— Begin Data shown —
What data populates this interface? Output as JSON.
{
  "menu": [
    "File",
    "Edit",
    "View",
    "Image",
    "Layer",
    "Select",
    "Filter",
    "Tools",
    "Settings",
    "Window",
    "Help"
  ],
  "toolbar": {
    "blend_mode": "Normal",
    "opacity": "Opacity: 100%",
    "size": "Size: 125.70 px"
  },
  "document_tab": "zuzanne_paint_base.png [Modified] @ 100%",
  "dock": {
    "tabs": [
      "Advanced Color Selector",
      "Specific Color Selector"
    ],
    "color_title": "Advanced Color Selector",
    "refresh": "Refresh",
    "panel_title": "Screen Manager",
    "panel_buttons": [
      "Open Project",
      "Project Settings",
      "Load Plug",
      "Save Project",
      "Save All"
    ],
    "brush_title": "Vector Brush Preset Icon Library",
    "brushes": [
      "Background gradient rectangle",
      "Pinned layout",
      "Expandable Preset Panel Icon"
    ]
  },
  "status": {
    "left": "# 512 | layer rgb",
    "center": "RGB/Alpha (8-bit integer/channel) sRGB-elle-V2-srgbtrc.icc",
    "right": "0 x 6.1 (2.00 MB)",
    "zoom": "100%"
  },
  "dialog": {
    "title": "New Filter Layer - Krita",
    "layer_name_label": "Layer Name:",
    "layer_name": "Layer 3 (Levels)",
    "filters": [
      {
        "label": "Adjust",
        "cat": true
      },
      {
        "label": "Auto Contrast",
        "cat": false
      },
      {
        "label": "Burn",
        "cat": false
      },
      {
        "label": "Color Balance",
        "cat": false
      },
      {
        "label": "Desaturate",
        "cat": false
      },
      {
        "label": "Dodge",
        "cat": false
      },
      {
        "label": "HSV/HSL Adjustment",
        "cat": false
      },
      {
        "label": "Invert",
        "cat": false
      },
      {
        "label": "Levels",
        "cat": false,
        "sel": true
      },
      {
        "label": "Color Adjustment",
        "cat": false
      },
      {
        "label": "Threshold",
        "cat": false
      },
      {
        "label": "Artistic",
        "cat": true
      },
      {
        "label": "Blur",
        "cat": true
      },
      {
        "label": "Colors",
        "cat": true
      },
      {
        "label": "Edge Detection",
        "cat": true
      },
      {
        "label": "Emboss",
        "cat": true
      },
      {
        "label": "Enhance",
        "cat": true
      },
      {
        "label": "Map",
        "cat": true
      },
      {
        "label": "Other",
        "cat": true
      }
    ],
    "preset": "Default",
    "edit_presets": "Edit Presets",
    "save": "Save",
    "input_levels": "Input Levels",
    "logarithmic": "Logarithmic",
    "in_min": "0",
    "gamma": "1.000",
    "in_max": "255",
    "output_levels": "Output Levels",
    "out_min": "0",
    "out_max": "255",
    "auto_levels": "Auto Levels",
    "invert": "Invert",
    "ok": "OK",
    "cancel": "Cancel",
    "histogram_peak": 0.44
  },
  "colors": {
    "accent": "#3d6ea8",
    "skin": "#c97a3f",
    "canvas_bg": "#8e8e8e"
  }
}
— End Data shown —
To do → From the records above, extract every entry verbatim.

Output for this exercise →
What data populates this interface? Output as JSON.
{
  "menu": [
    "File",
    "Edit",
    "View",
    "Image",
    "Layer",
    "Select",
    "Filter",
    "Tools",
    "Settings",
    "Window",
    "Help"
  ],
  "toolbar": {
    "blend_mode": "Normal",
    "opacity": "Opacity: 100%",
    "size": "Size: 125.70 px"
  },
  "document_tab": "zuzanne_paint_base.png [Modified] @ 100%",
  "dock": {
    "tabs": [
      "Advanced Color Selector",
      "Specific Color Selector"
    ],
    "color_title": "Advanced Color Selector",
    "refresh": "Refresh",
    "panel_title": "Screen Manager",
    "panel_buttons": [
      "Open Project",
      "Project Settings",
      "Load Plug",
      "Save Project",
      "Save All"
    ],
    "brush_title": "Vector Brush Preset Icon Library",
    "brushes": [
      "Background gradient rectangle",
      "Pinned layout",
      "Expandable Preset Panel Icon"
    ]
  },
  "status": {
    "left": "# 512 | layer rgb",
    "center": "RGB/Alpha (8-bit integer/channel) sRGB-elle-V2-srgbtrc.icc",
    "right": "0 x 6.1 (2.00 MB)",
    "zoom": "100%"
  },
  "dialog": {
    "title": "New Filter Layer - Krita",
    "layer_name_label": "Layer Name:",
    "layer_name": "Layer 3 (Levels)",
    "filters": [
      {
        "label": "Adjust",
        "cat": true
      },
      {
        "label": "Auto Contrast",
        "cat": false
      },
      {
        "label": "Burn",
        "cat": false
      },
      {
        "label": "Color Balance",
        "cat": false
      },
      {
        "label": "Desaturate",
        "cat": false
      },
      {
        "label": "Dodge",
        "cat": false
      },
      {
        "label": "HSV/HSL Adjustment",
        "cat": false
      },
      {
        "label": "Invert",
        "cat": false
      },
      {
        "label": "Levels",
        "cat": false,
        "sel": true
      },
      {
        "label": "Color Adjustment",
        "cat": false
      },
      {
        "label": "Threshold",
        "cat": false
      },
      {
        "label": "Artistic",
        "cat": true
      },
      {
        "label": "Blur",
        "cat": true
      },
      {
        "label": "Colors",
        "cat": true
      },
      {
        "label": "Edge Detection",
        "cat": true
      },
      {
        "label": "Emboss",
        "cat": true
      },
      {
        "label": "Enhance",
        "cat": true
      },
      {
        "label": "Map",
        "cat": true
      },
      {
        "label": "Other",
        "cat": true
      }
    ],
    "preset": "Default",
    "edit_presets": "Edit Presets",
    "save": "Save",
    "input_levels": "Input Levels",
    "logarithmic": "Logarithmic",
    "in_min": "0",
    "gamma": "1.000",
    "in_max": "255",
    "output_levels": "Output Levels",
    "out_min": "0",
    "out_max": "255",
    "auto_levels": "Auto Levels",
    "invert": "Invert",
    "ok": "OK",
    "cancel": "Cancel",
    "histogram_peak": 0.44
  },
  "colors": {
    "accent": "#3d6ea8",
    "skin": "#c97a3f",
    "canvas_bg": "#8e8e8e"
  }
}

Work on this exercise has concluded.